### Stated problem
Omit the pictures and return every entry exactly as written.

### Input for this task
-- START --

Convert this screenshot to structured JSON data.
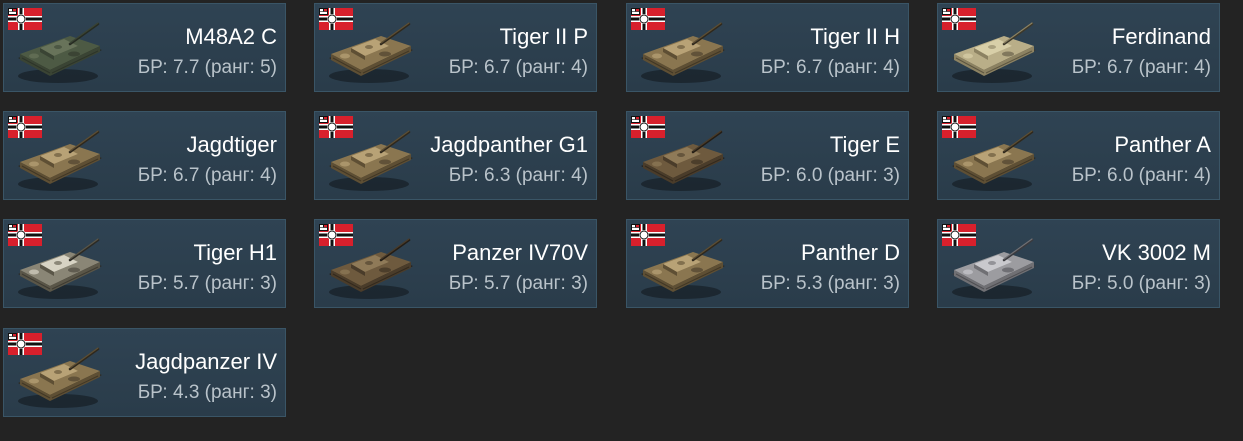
{
  "colors": {
    "background": "#232323",
    "card_bg": "#2d4150",
    "card_border": "#3a5566",
    "name_text": "#ffffff",
    "br_text": "#b9c3ca",
    "flag_red": "#d8202c"
  },
  "icons": {
    "flag": "german-war-flag-icon",
    "tank": "tank-thumbnail-icon"
  },
  "vehicles": [
    {
      "name": "M48A2 C",
      "br_label": "БР: 7.7 (ранг: 5)",
      "camo": "green"
    },
    {
      "name": "Tiger II P",
      "br_label": "БР: 6.7 (ранг: 4)",
      "camo": "tan"
    },
    {
      "name": "Tiger II H",
      "br_label": "БР: 6.7 (ранг: 4)",
      "camo": "tan"
    },
    {
      "name": "Ferdinand",
      "br_label": "БР: 6.7 (ранг: 4)",
      "camo": "sand"
    },
    {
      "name": "Jagdtiger",
      "br_label": "БР: 6.7 (ранг: 4)",
      "camo": "tan"
    },
    {
      "name": "Jagdpanther G1",
      "br_label": "БР: 6.3 (ранг: 4)",
      "camo": "tan"
    },
    {
      "name": "Tiger E",
      "br_label": "БР: 6.0 (ранг: 3)",
      "camo": "brown"
    },
    {
      "name": "Panther A",
      "br_label": "БР: 6.0 (ранг: 4)",
      "camo": "tan"
    },
    {
      "name": "Tiger H1",
      "br_label": "БР: 5.7 (ранг: 3)",
      "camo": "winter"
    },
    {
      "name": "Panzer IV70V",
      "br_label": "БР: 5.7 (ранг: 3)",
      "camo": "brown"
    },
    {
      "name": "Panther D",
      "br_label": "БР: 5.3 (ранг: 3)",
      "camo": "tan"
    },
    {
      "name": "VK 3002 M",
      "br_label": "БР: 5.0 (ранг: 3)",
      "camo": "grey"
    },
    {
      "name": "Jagdpanzer IV",
      "br_label": "БР: 4.3 (ранг: 3)",
      "camo": "tan"
    }
  ]
}
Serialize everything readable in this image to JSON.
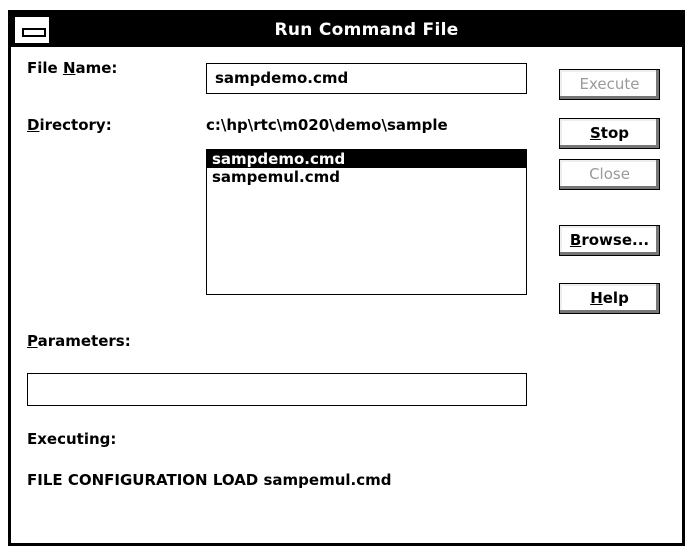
{
  "window": {
    "title": "Run Command File"
  },
  "form": {
    "file_name_label_pre": "File ",
    "file_name_label_key": "N",
    "file_name_label_post": "ame:",
    "file_name_value": "sampdemo.cmd",
    "directory_label_key": "D",
    "directory_label_post": "irectory:",
    "directory_value": "c:\\hp\\rtc\\m020\\demo\\sample",
    "files": [
      "sampdemo.cmd",
      "sampemul.cmd"
    ],
    "selected_file": "sampdemo.cmd",
    "parameters_label_key": "P",
    "parameters_label_post": "arameters:",
    "parameters_value": "",
    "executing_label": "Executing:",
    "executing_value": "FILE CONFIGURATION LOAD sampemul.cmd"
  },
  "buttons": {
    "execute": "Execute",
    "stop_key": "S",
    "stop_rest": "top",
    "close": "Close",
    "browse_key": "B",
    "browse_rest": "rowse...",
    "help_key": "H",
    "help_rest": "elp"
  }
}
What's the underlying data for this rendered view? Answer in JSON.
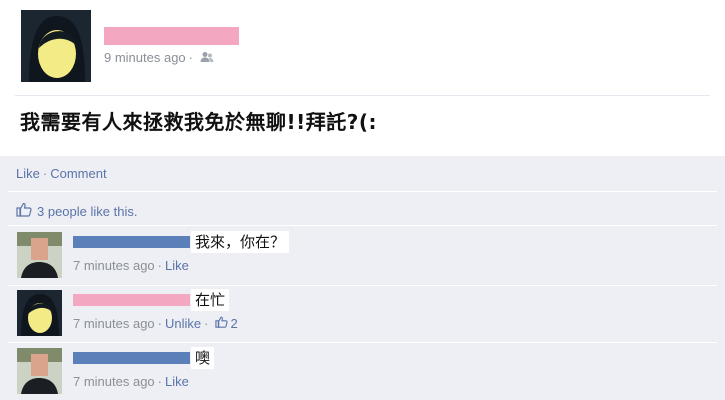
{
  "post": {
    "time": "9 minutes ago",
    "separator": "·",
    "text": "我需要有人來拯救我免於無聊!!拜託?(:"
  },
  "feedback": {
    "like_label": "Like",
    "comment_label": "Comment",
    "separator": "·",
    "likes_text": "3 people like this."
  },
  "comments": [
    {
      "text": "我來，你在？",
      "time": "7 minutes ago",
      "action": "Like",
      "like_count": ""
    },
    {
      "text": "在忙",
      "time": "7 minutes ago",
      "action": "Unlike",
      "like_count": "2"
    },
    {
      "text": "噢",
      "time": "7 minutes ago",
      "action": "Like",
      "like_count": ""
    }
  ],
  "colors": {
    "link": "#5b74a8",
    "meta": "#8a8f98",
    "feedback_bg": "#edeff4",
    "redact_pink": "#f4a7c1",
    "redact_blue": "#5b7fb8"
  },
  "icons": [
    "audience-icon",
    "thumbs-up-icon"
  ]
}
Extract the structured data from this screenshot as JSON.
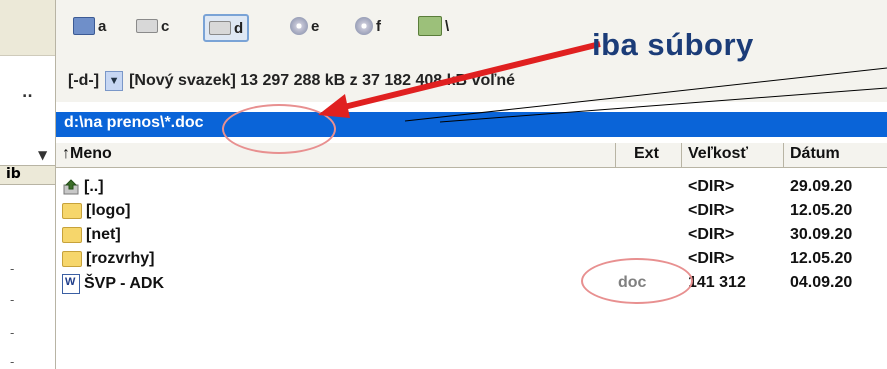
{
  "left_panel": {
    "dots": "..",
    "column_label": "ib",
    "dashes": [
      "-",
      "-",
      "-",
      "-"
    ]
  },
  "drives": [
    {
      "letter": "a",
      "icon": "floppy-drive-icon"
    },
    {
      "letter": "c",
      "icon": "hard-drive-icon"
    },
    {
      "letter": "d",
      "icon": "hard-drive-icon",
      "active": true
    },
    {
      "letter": "e",
      "icon": "cd-drive-icon"
    },
    {
      "letter": "f",
      "icon": "cd-drive-icon"
    },
    {
      "letter": "\\",
      "icon": "network-icon"
    }
  ],
  "drive_info": {
    "combo_value": "[-d-]",
    "text": "[Nový svazek]  13 297 288 kB z 37 182 408 kB voľné"
  },
  "current_path": "d:\\na prenos\\*.doc",
  "columns": {
    "name": "↑Meno",
    "ext": "Ext",
    "size": "Veľkosť",
    "date": "Dátum"
  },
  "rows": [
    {
      "name": "[..]",
      "ext": "",
      "size": "<DIR>",
      "date": "29.09.20",
      "icon": "up-folder-icon"
    },
    {
      "name": "[logo]",
      "ext": "",
      "size": "<DIR>",
      "date": "12.05.20",
      "icon": "folder-icon"
    },
    {
      "name": "[net]",
      "ext": "",
      "size": "<DIR>",
      "date": "30.09.20",
      "icon": "folder-icon"
    },
    {
      "name": "[rozvrhy]",
      "ext": "",
      "size": "<DIR>",
      "date": "12.05.20",
      "icon": "folder-icon"
    },
    {
      "name": "ŠVP - ADK",
      "ext": "doc",
      "size": "141 312",
      "date": "04.09.20",
      "icon": "word-doc-icon"
    }
  ],
  "annotation": {
    "text": "iba súbory",
    "arrow_color": "#e02020",
    "text_color": "#1b3c78"
  },
  "colors": {
    "selection_bar": "#0a64d8",
    "panel_bg": "#f4f3ee"
  }
}
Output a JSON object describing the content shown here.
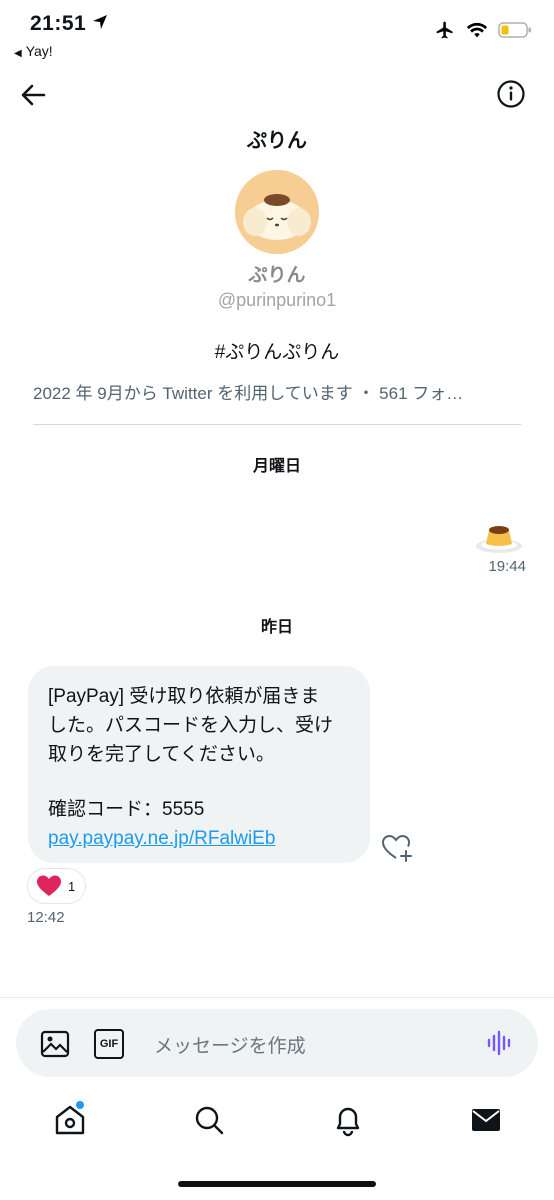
{
  "status_bar": {
    "time": "21:51",
    "back_app": "Yay!"
  },
  "header": {
    "title": "ぷりん"
  },
  "profile": {
    "name": "ぷりん",
    "handle": "@purinpurino1",
    "bio": "#ぷりんぷりん",
    "meta": "2022 年 9月から Twitter を利用しています ・ 561 フォ…"
  },
  "messages": {
    "day1_label": "月曜日",
    "sent_time": "19:44",
    "day2_label": "昨日",
    "received": {
      "line1": "[PayPay] 受け取り依頼が届きま",
      "line2": "した。パスコードを入力し、受け",
      "line3": "取りを完了してください。",
      "line4": "確認コード：5555",
      "link": "pay.paypay.ne.jp/RFalwiEb",
      "reaction_count": "1",
      "time": "12:42"
    }
  },
  "composer": {
    "placeholder": "メッセージを作成",
    "gif_label": "GIF"
  },
  "colors": {
    "accent": "#1d9bf0",
    "voice": "#7856ff",
    "heart": "#e0245e"
  },
  "icons": [
    "back-arrow-icon",
    "info-icon",
    "image-icon",
    "gif-icon",
    "voice-icon",
    "home-icon",
    "search-icon",
    "bell-icon",
    "mail-icon"
  ]
}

-- END --

### Expected answer
Convert this screenshot to structured JSON data.
{
  "colors": {
    "background": "#232323",
    "card_bg": "#2d4150",
    "card_border": "#3a5566",
    "name_text": "#ffffff",
    "br_text": "#b9c3ca",
    "flag_red": "#d8202c"
  },
  "icons": {
    "flag": "german-war-flag-icon",
    "tank": "tank-thumbnail-icon"
  },
  "vehicles": [
    {
      "name": "M48A2 C",
      "br_label": "БР: 7.7 (ранг: 5)",
      "camo": "green"
    },
    {
      "name": "Tiger II P",
      "br_label": "БР: 6.7 (ранг: 4)",
      "camo": "tan"
    },
    {
      "name": "Tiger II H",
      "br_label": "БР: 6.7 (ранг: 4)",
      "camo": "tan"
    },
    {
      "name": "Ferdinand",
      "br_label": "БР: 6.7 (ранг: 4)",
      "camo": "sand"
    },
    {
      "name": "Jagdtiger",
      "br_label": "БР: 6.7 (ранг: 4)",
      "camo": "tan"
    },
    {
      "name": "Jagdpanther G1",
      "br_label": "БР: 6.3 (ранг: 4)",
      "camo": "tan"
    },
    {
      "name": "Tiger E",
      "br_label": "БР: 6.0 (ранг: 3)",
      "camo": "brown"
    },
    {
      "name": "Panther A",
      "br_label": "БР: 6.0 (ранг: 4)",
      "camo": "tan"
    },
    {
      "name": "Tiger H1",
      "br_label": "БР: 5.7 (ранг: 3)",
      "camo": "winter"
    },
    {
      "name": "Panzer IV70V",
      "br_label": "БР: 5.7 (ранг: 3)",
      "camo": "brown"
    },
    {
      "name": "Panther D",
      "br_label": "БР: 5.3 (ранг: 3)",
      "camo": "tan"
    },
    {
      "name": "VK 3002 M",
      "br_label": "БР: 5.0 (ранг: 3)",
      "camo": "grey"
    },
    {
      "name": "Jagdpanzer IV",
      "br_label": "БР: 4.3 (ранг: 3)",
      "camo": "tan"
    }
  ]
}
Serialize everything readable in this image to JSON.
{
  "window": {
    "title": "Run Command File"
  },
  "form": {
    "file_name_label_pre": "File ",
    "file_name_label_key": "N",
    "file_name_label_post": "ame:",
    "file_name_value": "sampdemo.cmd",
    "directory_label_key": "D",
    "directory_label_post": "irectory:",
    "directory_value": "c:\\hp\\rtc\\m020\\demo\\sample",
    "files": [
      "sampdemo.cmd",
      "sampemul.cmd"
    ],
    "selected_file": "sampdemo.cmd",
    "parameters_label_key": "P",
    "parameters_label_post": "arameters:",
    "parameters_value": "",
    "executing_label": "Executing:",
    "executing_value": "FILE CONFIGURATION LOAD sampemul.cmd"
  },
  "buttons": {
    "execute": "Execute",
    "stop_key": "S",
    "stop_rest": "top",
    "close": "Close",
    "browse_key": "B",
    "browse_rest": "rowse...",
    "help_key": "H",
    "help_rest": "elp"
  }
}
What's the underlying data for this rendered view? Answer in JSON.
{
  "post": {
    "time": "9 minutes ago",
    "separator": "·",
    "text": "我需要有人來拯救我免於無聊!!拜託?(:"
  },
  "feedback": {
    "like_label": "Like",
    "comment_label": "Comment",
    "separator": "·",
    "likes_text": "3 people like this."
  },
  "comments": [
    {
      "text": "我來，你在？",
      "time": "7 minutes ago",
      "action": "Like",
      "like_count": ""
    },
    {
      "text": "在忙",
      "time": "7 minutes ago",
      "action": "Unlike",
      "like_count": "2"
    },
    {
      "text": "噢",
      "time": "7 minutes ago",
      "action": "Like",
      "like_count": ""
    }
  ],
  "colors": {
    "link": "#5b74a8",
    "meta": "#8a8f98",
    "feedback_bg": "#edeff4",
    "redact_pink": "#f4a7c1",
    "redact_blue": "#5b7fb8"
  },
  "icons": [
    "audience-icon",
    "thumbs-up-icon"
  ]
}
Extract the structured data from this screenshot as JSON.
{
  "left_panel": {
    "dots": "..",
    "column_label": "ib",
    "dashes": [
      "-",
      "-",
      "-",
      "-"
    ]
  },
  "drives": [
    {
      "letter": "a",
      "icon": "floppy-drive-icon"
    },
    {
      "letter": "c",
      "icon": "hard-drive-icon"
    },
    {
      "letter": "d",
      "icon": "hard-drive-icon",
      "active": true
    },
    {
      "letter": "e",
      "icon": "cd-drive-icon"
    },
    {
      "letter": "f",
      "icon": "cd-drive-icon"
    },
    {
      "letter": "\\",
      "icon": "network-icon"
    }
  ],
  "drive_info": {
    "combo_value": "[-d-]",
    "text": "[Nový svazek]  13 297 288 kB z 37 182 408 kB voľné"
  },
  "current_path": "d:\\na prenos\\*.doc",
  "columns": {
    "name": "↑Meno",
    "ext": "Ext",
    "size": "Veľkosť",
    "date": "Dátum"
  },
  "rows": [
    {
      "name": "[..]",
      "ext": "",
      "size": "<DIR>",
      "date": "29.09.20",
      "icon": "up-folder-icon"
    },
    {
      "name": "[logo]",
      "ext": "",
      "size": "<DIR>",
      "date": "12.05.20",
      "icon": "folder-icon"
    },
    {
      "name": "[net]",
      "ext": "",
      "size": "<DIR>",
      "date": "30.09.20",
      "icon": "folder-icon"
    },
    {
      "name": "[rozvrhy]",
      "ext": "",
      "size": "<DIR>",
      "date": "12.05.20",
      "icon": "folder-icon"
    },
    {
      "name": "ŠVP - ADK",
      "ext": "doc",
      "size": "141 312",
      "date": "04.09.20",
      "icon": "word-doc-icon"
    }
  ],
  "annotation": {
    "text": "iba súbory",
    "arrow_color": "#e02020",
    "text_color": "#1b3c78"
  },
  "colors": {
    "selection_bar": "#0a64d8",
    "panel_bg": "#f4f3ee"
  }
}
Output a JSON object describing the content shown here.
{
  "status_bar": {
    "time": "21:51",
    "back_app": "Yay!"
  },
  "header": {
    "title": "ぷりん"
  },
  "profile": {
    "name": "ぷりん",
    "handle": "@purinpurino1",
    "bio": "#ぷりんぷりん",
    "meta": "2022 年 9月から Twitter を利用しています ・ 561 フォ…"
  },
  "messages": {
    "day1_label": "月曜日",
    "sent_time": "19:44",
    "day2_label": "昨日",
    "received": {
      "line1": "[PayPay] 受け取り依頼が届きま",
      "line2": "した。パスコードを入力し、受け",
      "line3": "取りを完了してください。",
      "line4": "確認コード：5555",
      "link": "pay.paypay.ne.jp/RFalwiEb",
      "reaction_count": "1",
      "time": "12:42"
    }
  },
  "composer": {
    "placeholder": "メッセージを作成",
    "gif_label": "GIF"
  },
  "colors": {
    "accent": "#1d9bf0",
    "voice": "#7856ff",
    "heart": "#e0245e"
  },
  "icons": [
    "back-arrow-icon",
    "info-icon",
    "image-icon",
    "gif-icon",
    "voice-icon",
    "home-icon",
    "search-icon",
    "bell-icon",
    "mail-icon"
  ]
}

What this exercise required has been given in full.